Lines containing the word "control" are the ones to copy from the records below.

ENTRIES PROVIDED:
....

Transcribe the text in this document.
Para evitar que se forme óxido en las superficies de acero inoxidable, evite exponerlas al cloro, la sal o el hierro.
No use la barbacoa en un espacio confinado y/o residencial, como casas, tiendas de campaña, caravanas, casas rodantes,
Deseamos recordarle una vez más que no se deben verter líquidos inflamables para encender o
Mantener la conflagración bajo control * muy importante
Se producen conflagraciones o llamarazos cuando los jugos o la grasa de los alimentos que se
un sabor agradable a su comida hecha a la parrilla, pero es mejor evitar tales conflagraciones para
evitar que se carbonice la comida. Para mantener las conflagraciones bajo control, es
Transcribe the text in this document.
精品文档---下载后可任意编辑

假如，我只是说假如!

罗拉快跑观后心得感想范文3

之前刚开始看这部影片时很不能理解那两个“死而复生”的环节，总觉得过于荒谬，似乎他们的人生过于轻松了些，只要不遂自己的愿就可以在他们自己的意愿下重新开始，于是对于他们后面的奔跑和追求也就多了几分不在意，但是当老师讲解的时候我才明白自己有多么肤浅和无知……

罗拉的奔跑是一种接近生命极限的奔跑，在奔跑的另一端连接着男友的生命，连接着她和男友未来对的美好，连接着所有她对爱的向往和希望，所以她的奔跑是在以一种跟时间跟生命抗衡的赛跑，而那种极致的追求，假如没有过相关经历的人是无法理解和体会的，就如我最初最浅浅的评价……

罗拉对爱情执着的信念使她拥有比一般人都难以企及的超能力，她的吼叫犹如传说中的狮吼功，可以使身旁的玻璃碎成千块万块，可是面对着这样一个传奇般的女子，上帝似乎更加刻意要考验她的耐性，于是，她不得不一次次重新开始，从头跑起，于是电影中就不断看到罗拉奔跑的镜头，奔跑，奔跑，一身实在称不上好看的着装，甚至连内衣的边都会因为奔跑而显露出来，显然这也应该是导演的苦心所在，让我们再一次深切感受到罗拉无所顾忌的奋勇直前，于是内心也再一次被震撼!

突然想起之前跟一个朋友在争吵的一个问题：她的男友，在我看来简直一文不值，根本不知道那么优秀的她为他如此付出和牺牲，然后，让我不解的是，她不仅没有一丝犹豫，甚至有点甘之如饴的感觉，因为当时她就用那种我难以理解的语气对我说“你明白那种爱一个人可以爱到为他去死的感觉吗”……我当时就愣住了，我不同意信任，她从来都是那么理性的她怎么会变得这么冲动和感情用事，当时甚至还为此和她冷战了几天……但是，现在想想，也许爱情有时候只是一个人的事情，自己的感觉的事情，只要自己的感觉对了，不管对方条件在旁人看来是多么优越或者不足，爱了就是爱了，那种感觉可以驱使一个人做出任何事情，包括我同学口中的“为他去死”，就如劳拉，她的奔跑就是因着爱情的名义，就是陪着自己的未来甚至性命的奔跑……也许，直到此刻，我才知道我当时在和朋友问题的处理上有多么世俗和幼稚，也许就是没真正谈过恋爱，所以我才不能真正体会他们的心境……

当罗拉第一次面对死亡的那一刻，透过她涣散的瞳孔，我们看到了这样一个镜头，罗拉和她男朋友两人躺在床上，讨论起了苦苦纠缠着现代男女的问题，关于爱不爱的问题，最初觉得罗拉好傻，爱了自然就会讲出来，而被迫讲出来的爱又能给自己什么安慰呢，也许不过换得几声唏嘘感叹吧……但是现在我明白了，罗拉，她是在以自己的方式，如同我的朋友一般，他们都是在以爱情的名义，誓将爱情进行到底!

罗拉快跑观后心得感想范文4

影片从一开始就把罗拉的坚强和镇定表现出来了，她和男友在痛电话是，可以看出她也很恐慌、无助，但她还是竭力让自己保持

....

RESULT OF THIS EXERCISE:
Mantener la conflagración bajo control * muy importante
evitar que se carbonice la comida. Para mantener las conflagraciones bajo control, es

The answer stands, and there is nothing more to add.